TO BE DONE — Repeat the material below word for word and leave out all pictures.

• • • • •

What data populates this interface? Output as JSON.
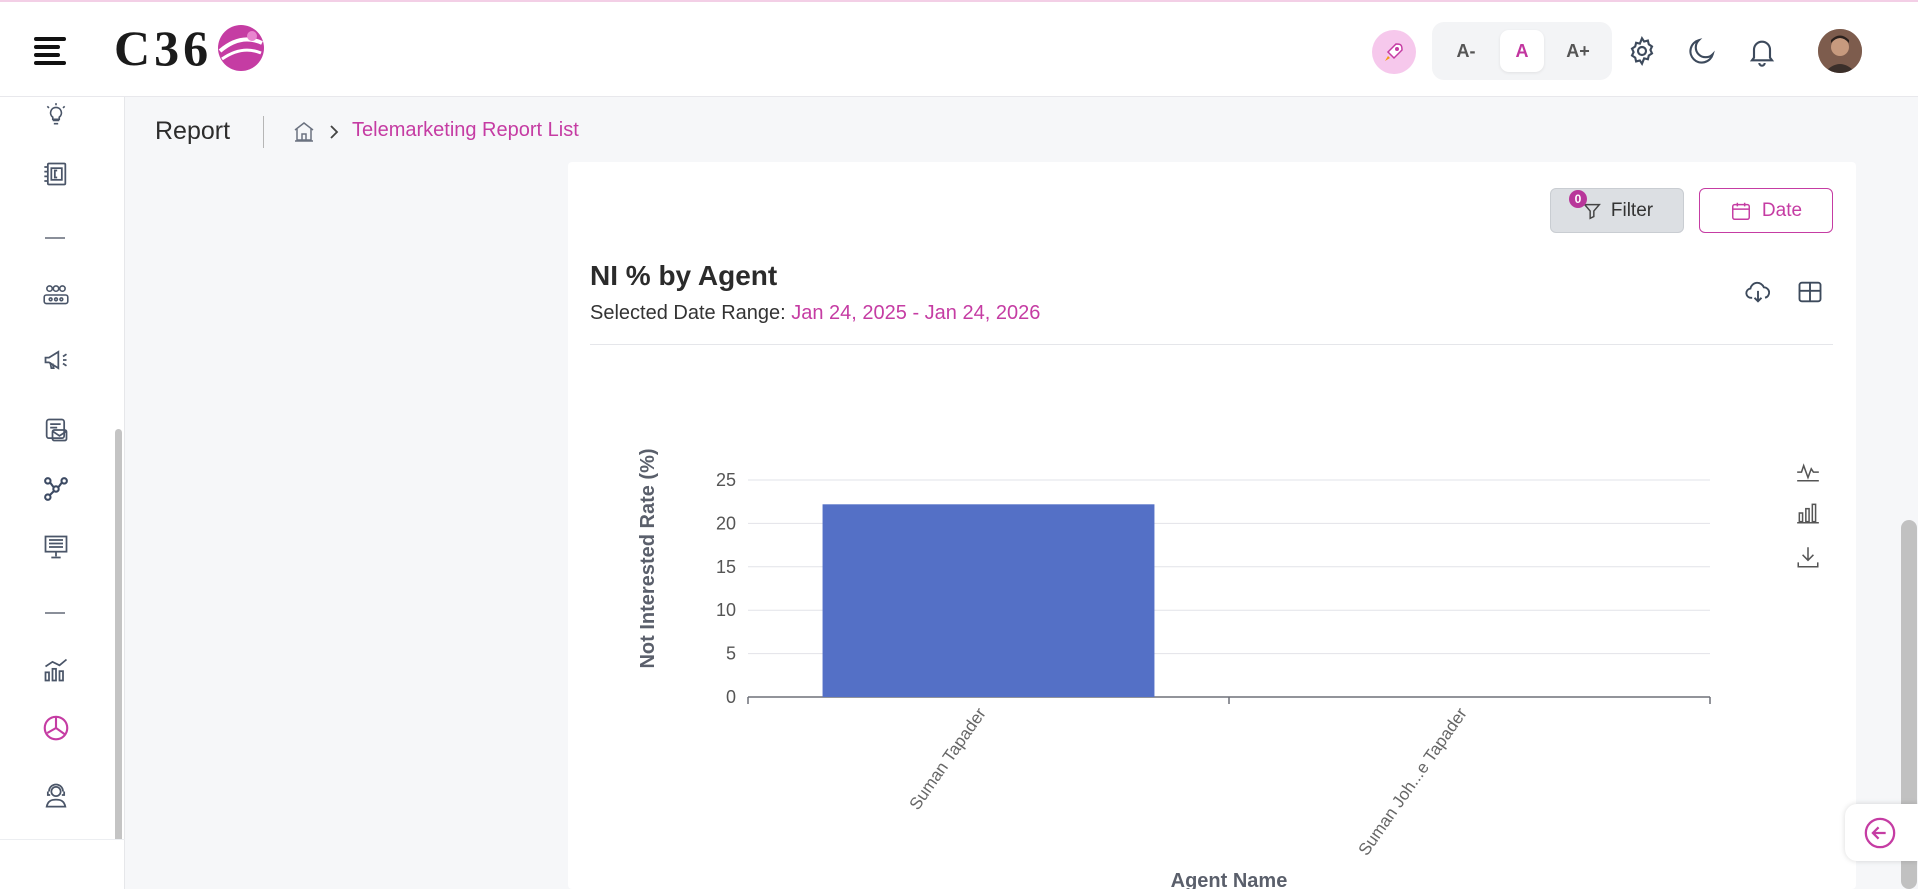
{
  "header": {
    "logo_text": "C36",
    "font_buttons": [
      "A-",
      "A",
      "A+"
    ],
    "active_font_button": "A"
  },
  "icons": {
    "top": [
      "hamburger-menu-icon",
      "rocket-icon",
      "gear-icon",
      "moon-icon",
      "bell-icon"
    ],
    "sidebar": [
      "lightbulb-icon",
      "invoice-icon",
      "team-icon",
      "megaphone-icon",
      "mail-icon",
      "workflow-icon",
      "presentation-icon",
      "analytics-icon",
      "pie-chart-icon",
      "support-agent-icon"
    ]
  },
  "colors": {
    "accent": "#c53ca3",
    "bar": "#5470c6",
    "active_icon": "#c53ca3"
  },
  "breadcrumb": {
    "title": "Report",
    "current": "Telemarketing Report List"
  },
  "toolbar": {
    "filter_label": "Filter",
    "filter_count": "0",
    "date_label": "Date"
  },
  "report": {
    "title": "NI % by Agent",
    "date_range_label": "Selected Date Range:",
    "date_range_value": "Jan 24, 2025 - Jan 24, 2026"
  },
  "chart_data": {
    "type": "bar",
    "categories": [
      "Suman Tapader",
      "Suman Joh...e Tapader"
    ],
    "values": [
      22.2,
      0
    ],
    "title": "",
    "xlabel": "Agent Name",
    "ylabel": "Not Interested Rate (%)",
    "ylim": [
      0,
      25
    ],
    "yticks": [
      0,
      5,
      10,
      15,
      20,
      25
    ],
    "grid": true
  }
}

• • • • •

OUTPUT OF THE EXERCISE —
What data populates this interface? Output as JSON.
{
  "header": {
    "logo_text": "C36",
    "font_buttons": [
      "A-",
      "A",
      "A+"
    ],
    "active_font_button": "A"
  },
  "icons": {
    "top": [
      "hamburger-menu-icon",
      "rocket-icon",
      "gear-icon",
      "moon-icon",
      "bell-icon"
    ],
    "sidebar": [
      "lightbulb-icon",
      "invoice-icon",
      "team-icon",
      "megaphone-icon",
      "mail-icon",
      "workflow-icon",
      "presentation-icon",
      "analytics-icon",
      "pie-chart-icon",
      "support-agent-icon"
    ]
  },
  "colors": {
    "accent": "#c53ca3",
    "bar": "#5470c6",
    "active_icon": "#c53ca3"
  },
  "breadcrumb": {
    "title": "Report",
    "current": "Telemarketing Report List"
  },
  "toolbar": {
    "filter_label": "Filter",
    "filter_count": "0",
    "date_label": "Date"
  },
  "report": {
    "title": "NI % by Agent",
    "date_range_label": "Selected Date Range:",
    "date_range_value": "Jan 24, 2025 - Jan 24, 2026"
  },
  "chart_data": {
    "type": "bar",
    "categories": [
      "Suman Tapader",
      "Suman Joh...e Tapader"
    ],
    "values": [
      22.2,
      0
    ],
    "title": "",
    "xlabel": "Agent Name",
    "ylabel": "Not Interested Rate (%)",
    "ylim": [
      0,
      25
    ],
    "yticks": [
      0,
      5,
      10,
      15,
      20,
      25
    ],
    "grid": true
  }
}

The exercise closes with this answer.